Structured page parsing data
((

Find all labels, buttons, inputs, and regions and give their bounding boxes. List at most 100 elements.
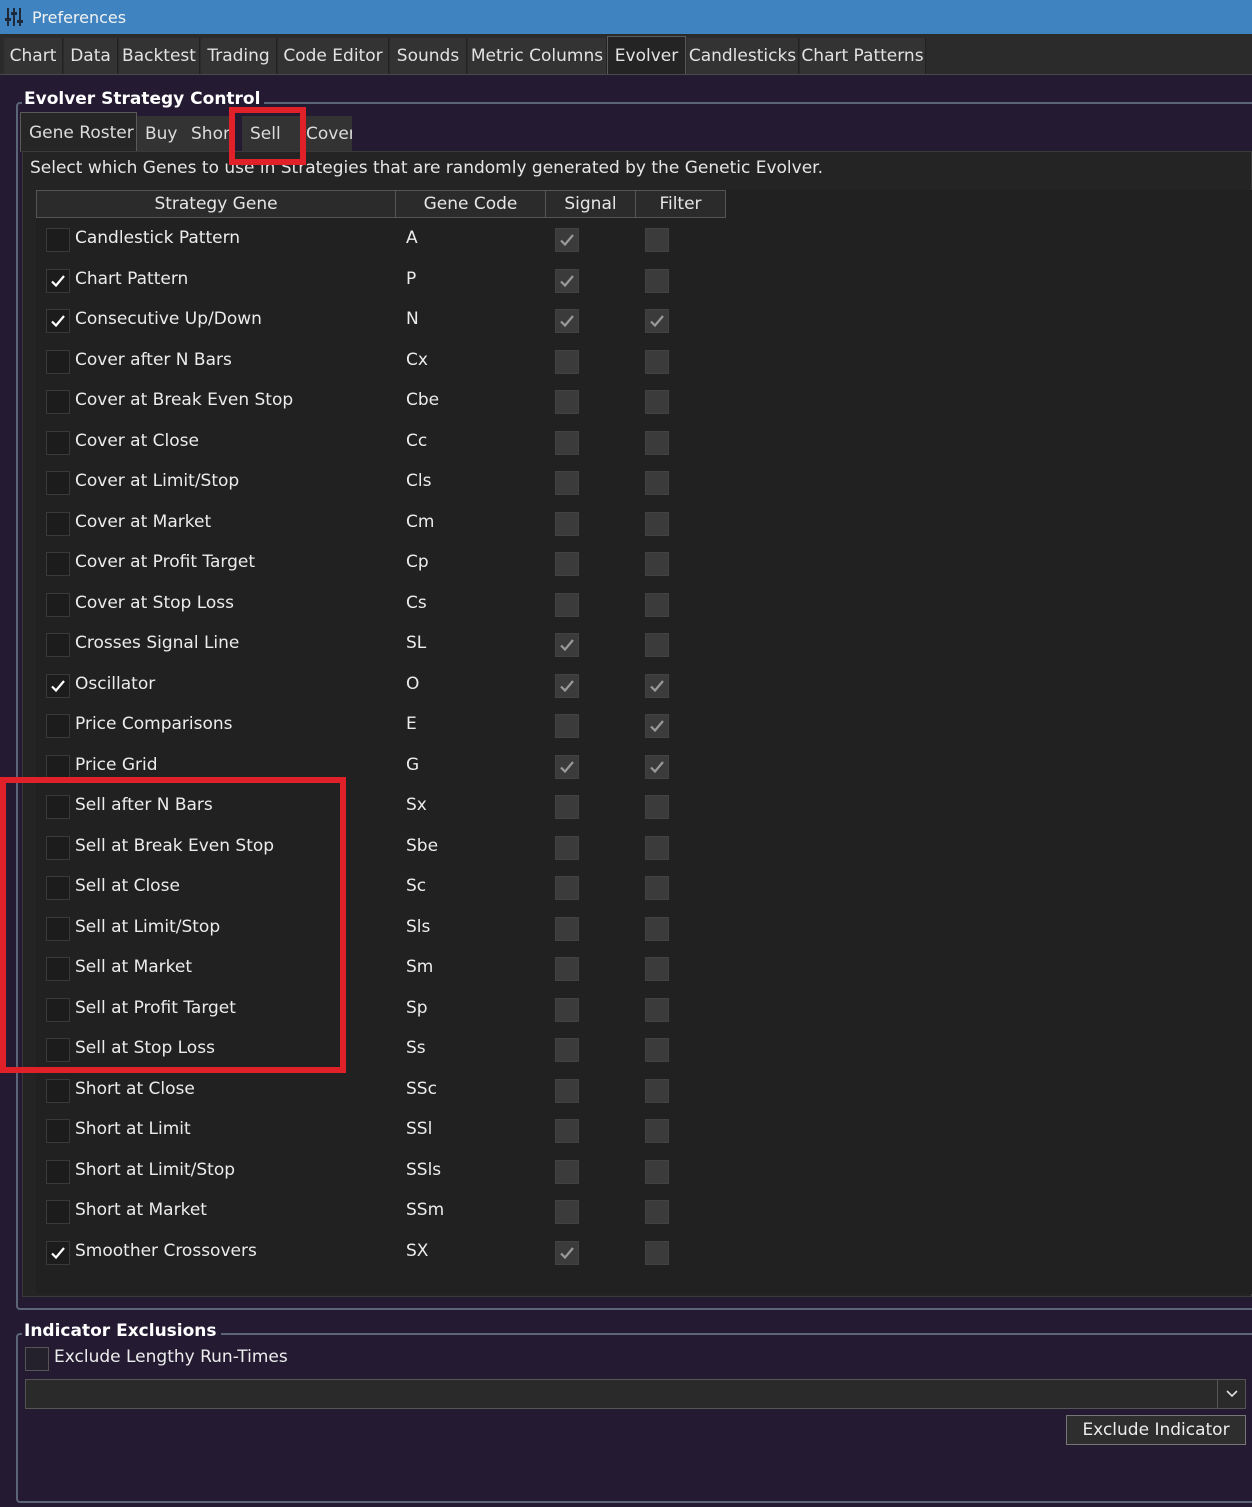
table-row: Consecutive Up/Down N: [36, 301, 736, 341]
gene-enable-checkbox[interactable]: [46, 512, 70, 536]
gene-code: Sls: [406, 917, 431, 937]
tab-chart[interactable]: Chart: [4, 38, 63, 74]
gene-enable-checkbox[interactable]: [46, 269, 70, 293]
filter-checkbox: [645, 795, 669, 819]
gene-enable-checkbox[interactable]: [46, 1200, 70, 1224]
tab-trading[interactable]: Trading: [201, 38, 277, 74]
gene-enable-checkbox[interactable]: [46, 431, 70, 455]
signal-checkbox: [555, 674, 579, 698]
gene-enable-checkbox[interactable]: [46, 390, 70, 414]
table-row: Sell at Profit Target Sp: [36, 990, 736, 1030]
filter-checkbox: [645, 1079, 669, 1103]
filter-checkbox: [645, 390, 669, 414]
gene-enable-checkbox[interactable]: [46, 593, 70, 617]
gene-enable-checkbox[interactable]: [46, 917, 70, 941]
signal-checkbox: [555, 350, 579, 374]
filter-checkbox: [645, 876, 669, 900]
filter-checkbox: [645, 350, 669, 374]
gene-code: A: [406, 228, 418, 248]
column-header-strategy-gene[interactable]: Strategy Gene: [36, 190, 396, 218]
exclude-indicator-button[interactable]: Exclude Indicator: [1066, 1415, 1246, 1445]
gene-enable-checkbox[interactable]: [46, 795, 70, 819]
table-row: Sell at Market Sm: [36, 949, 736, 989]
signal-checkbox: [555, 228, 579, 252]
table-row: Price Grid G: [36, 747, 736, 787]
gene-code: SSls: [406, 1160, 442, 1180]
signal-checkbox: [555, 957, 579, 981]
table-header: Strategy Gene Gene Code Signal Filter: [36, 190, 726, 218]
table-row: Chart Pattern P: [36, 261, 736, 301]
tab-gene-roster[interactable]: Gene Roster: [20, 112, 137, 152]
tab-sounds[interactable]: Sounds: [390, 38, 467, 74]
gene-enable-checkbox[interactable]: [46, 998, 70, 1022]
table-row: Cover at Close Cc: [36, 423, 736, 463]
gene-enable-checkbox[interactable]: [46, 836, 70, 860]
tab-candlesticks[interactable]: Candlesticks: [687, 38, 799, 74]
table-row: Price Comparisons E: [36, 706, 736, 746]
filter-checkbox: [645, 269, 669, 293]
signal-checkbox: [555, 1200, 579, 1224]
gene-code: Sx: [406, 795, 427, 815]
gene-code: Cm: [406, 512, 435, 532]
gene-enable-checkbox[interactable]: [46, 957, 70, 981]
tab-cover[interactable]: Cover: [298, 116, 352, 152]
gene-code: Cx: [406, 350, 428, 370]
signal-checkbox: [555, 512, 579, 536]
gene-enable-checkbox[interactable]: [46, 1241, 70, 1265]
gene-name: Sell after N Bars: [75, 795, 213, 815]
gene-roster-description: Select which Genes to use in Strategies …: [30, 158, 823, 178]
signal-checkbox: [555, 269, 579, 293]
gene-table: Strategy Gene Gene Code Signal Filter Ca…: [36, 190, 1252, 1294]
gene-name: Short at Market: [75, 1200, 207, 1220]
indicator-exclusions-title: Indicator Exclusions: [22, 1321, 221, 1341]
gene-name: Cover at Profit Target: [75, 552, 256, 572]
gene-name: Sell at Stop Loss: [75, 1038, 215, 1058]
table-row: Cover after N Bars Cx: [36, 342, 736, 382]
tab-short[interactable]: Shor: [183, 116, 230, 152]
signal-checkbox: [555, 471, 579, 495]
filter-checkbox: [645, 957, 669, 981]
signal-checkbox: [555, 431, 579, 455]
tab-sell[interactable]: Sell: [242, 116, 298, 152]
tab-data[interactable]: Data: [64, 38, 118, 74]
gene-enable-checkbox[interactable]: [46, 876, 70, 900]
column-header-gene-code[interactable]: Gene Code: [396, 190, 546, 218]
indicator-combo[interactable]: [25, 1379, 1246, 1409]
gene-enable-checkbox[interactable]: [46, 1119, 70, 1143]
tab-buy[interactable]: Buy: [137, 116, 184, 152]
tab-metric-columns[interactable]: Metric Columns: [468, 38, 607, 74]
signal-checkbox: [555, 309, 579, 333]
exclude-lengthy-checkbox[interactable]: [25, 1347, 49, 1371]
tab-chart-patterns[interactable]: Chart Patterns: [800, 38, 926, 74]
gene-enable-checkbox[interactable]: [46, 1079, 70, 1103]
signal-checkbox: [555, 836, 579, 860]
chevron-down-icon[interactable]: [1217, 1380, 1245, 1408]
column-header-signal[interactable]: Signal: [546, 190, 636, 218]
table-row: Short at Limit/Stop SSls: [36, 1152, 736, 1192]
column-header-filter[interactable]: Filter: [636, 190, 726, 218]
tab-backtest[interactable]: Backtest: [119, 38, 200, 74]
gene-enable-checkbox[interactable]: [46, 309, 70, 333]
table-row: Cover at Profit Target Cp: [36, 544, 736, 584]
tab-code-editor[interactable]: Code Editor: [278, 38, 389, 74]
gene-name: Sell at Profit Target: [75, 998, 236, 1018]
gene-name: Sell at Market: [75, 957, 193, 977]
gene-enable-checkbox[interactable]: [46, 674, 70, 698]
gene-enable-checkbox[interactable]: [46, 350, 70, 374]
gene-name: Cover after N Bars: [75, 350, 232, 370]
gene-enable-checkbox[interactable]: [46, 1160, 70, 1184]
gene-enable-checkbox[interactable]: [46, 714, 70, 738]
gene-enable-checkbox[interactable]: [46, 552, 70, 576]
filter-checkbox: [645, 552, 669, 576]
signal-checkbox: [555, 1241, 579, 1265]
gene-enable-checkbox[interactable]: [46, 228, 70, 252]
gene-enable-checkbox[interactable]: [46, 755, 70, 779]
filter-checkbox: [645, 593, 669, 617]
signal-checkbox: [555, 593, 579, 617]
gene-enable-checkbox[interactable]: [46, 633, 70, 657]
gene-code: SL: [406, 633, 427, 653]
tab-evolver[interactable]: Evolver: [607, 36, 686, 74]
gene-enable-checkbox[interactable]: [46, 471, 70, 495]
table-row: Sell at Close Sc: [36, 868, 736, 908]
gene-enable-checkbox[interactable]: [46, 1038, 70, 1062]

))

Write the lines above out again exactly, without any of their pictures.

Find all labels, buttons, inputs, and regions and give their bounding boxes. List at most 100 elements.
table-row: Consecutive Up/Down N: [36, 301, 736, 341]
gene-enable-checkbox[interactable]: [46, 512, 70, 536]
gene-code: Sls: [406, 917, 431, 937]
tab-chart[interactable]: Chart: [4, 38, 63, 74]
gene-enable-checkbox[interactable]: [46, 269, 70, 293]
filter-checkbox: [645, 795, 669, 819]
gene-enable-checkbox[interactable]: [46, 1200, 70, 1224]
tab-trading[interactable]: Trading: [201, 38, 277, 74]
gene-enable-checkbox[interactable]: [46, 431, 70, 455]
signal-checkbox: [555, 674, 579, 698]
gene-enable-checkbox[interactable]: [46, 390, 70, 414]
table-row: Sell at Profit Target Sp: [36, 990, 736, 1030]
filter-checkbox: [645, 1079, 669, 1103]
filter-checkbox: [645, 390, 669, 414]
gene-enable-checkbox[interactable]: [46, 593, 70, 617]
gene-enable-checkbox[interactable]: [46, 917, 70, 941]
signal-checkbox: [555, 350, 579, 374]
filter-checkbox: [645, 876, 669, 900]
filter-checkbox: [645, 350, 669, 374]
gene-code: A: [406, 228, 418, 248]
column-header-strategy-gene[interactable]: Strategy Gene: [36, 190, 396, 218]
exclude-indicator-button[interactable]: Exclude Indicator: [1066, 1415, 1246, 1445]
gene-enable-checkbox[interactable]: [46, 795, 70, 819]
table-row: Sell at Market Sm: [36, 949, 736, 989]
signal-checkbox: [555, 228, 579, 252]
table-row: Price Grid G: [36, 747, 736, 787]
gene-code: SSls: [406, 1160, 442, 1180]
signal-checkbox: [555, 957, 579, 981]
table-header: Strategy Gene Gene Code Signal Filter: [36, 190, 726, 218]
table-row: Chart Pattern P: [36, 261, 736, 301]
tab-gene-roster[interactable]: Gene Roster: [20, 112, 137, 152]
tab-sounds[interactable]: Sounds: [390, 38, 467, 74]
gene-enable-checkbox[interactable]: [46, 998, 70, 1022]
table-row: Cover at Close Cc: [36, 423, 736, 463]
gene-enable-checkbox[interactable]: [46, 836, 70, 860]
tab-candlesticks[interactable]: Candlesticks: [687, 38, 799, 74]
table-row: Price Comparisons E: [36, 706, 736, 746]
filter-checkbox: [645, 269, 669, 293]
signal-checkbox: [555, 1200, 579, 1224]
gene-code: Sx: [406, 795, 427, 815]
gene-code: Cm: [406, 512, 435, 532]
gene-enable-checkbox[interactable]: [46, 957, 70, 981]
tab-cover[interactable]: Cover: [298, 116, 352, 152]
gene-code: Cx: [406, 350, 428, 370]
signal-checkbox: [555, 512, 579, 536]
gene-enable-checkbox[interactable]: [46, 1241, 70, 1265]
gene-name: Sell after N Bars: [75, 795, 213, 815]
gene-roster-description: Select which Genes to use in Strategies …: [30, 158, 823, 178]
signal-checkbox: [555, 269, 579, 293]
gene-table: Strategy Gene Gene Code Signal Filter Ca…: [36, 190, 1252, 1294]
gene-name: Short at Market: [75, 1200, 207, 1220]
indicator-exclusions-title: Indicator Exclusions: [22, 1321, 221, 1341]
gene-name: Cover at Profit Target: [75, 552, 256, 572]
gene-name: Sell at Stop Loss: [75, 1038, 215, 1058]
table-row: Cover after N Bars Cx: [36, 342, 736, 382]
tab-short[interactable]: Shor: [183, 116, 230, 152]
signal-checkbox: [555, 471, 579, 495]
filter-checkbox: [645, 957, 669, 981]
signal-checkbox: [555, 431, 579, 455]
tab-sell[interactable]: Sell: [242, 116, 298, 152]
tab-data[interactable]: Data: [64, 38, 118, 74]
gene-enable-checkbox[interactable]: [46, 876, 70, 900]
column-header-gene-code[interactable]: Gene Code: [396, 190, 546, 218]
indicator-combo[interactable]: [25, 1379, 1246, 1409]
gene-enable-checkbox[interactable]: [46, 1119, 70, 1143]
tab-buy[interactable]: Buy: [137, 116, 184, 152]
tab-metric-columns[interactable]: Metric Columns: [468, 38, 607, 74]
signal-checkbox: [555, 309, 579, 333]
exclude-lengthy-checkbox[interactable]: [25, 1347, 49, 1371]
tab-chart-patterns[interactable]: Chart Patterns: [800, 38, 926, 74]
gene-enable-checkbox[interactable]: [46, 1079, 70, 1103]
signal-checkbox: [555, 836, 579, 860]
chevron-down-icon[interactable]: [1217, 1380, 1245, 1408]
column-header-signal[interactable]: Signal: [546, 190, 636, 218]
table-row: Short at Limit/Stop SSls: [36, 1152, 736, 1192]
column-header-filter[interactable]: Filter: [636, 190, 726, 218]
tab-backtest[interactable]: Backtest: [119, 38, 200, 74]
gene-enable-checkbox[interactable]: [46, 309, 70, 333]
table-row: Cover at Profit Target Cp: [36, 544, 736, 584]
tab-code-editor[interactable]: Code Editor: [278, 38, 389, 74]
gene-name: Sell at Profit Target: [75, 998, 236, 1018]
gene-name: Sell at Market: [75, 957, 193, 977]
gene-enable-checkbox[interactable]: [46, 674, 70, 698]
gene-enable-checkbox[interactable]: [46, 350, 70, 374]
gene-name: Cover after N Bars: [75, 350, 232, 370]
gene-enable-checkbox[interactable]: [46, 1160, 70, 1184]
gene-enable-checkbox[interactable]: [46, 714, 70, 738]
gene-enable-checkbox[interactable]: [46, 552, 70, 576]
filter-checkbox: [645, 552, 669, 576]
signal-checkbox: [555, 1241, 579, 1265]
gene-enable-checkbox[interactable]: [46, 228, 70, 252]
gene-enable-checkbox[interactable]: [46, 755, 70, 779]
filter-checkbox: [645, 593, 669, 617]
signal-checkbox: [555, 593, 579, 617]
gene-enable-checkbox[interactable]: [46, 633, 70, 657]
gene-code: SL: [406, 633, 427, 653]
tab-evolver[interactable]: Evolver: [607, 36, 686, 74]
gene-enable-checkbox[interactable]: [46, 471, 70, 495]
table-row: Sell at Close Sc: [36, 868, 736, 908]
gene-enable-checkbox[interactable]: [46, 1038, 70, 1062]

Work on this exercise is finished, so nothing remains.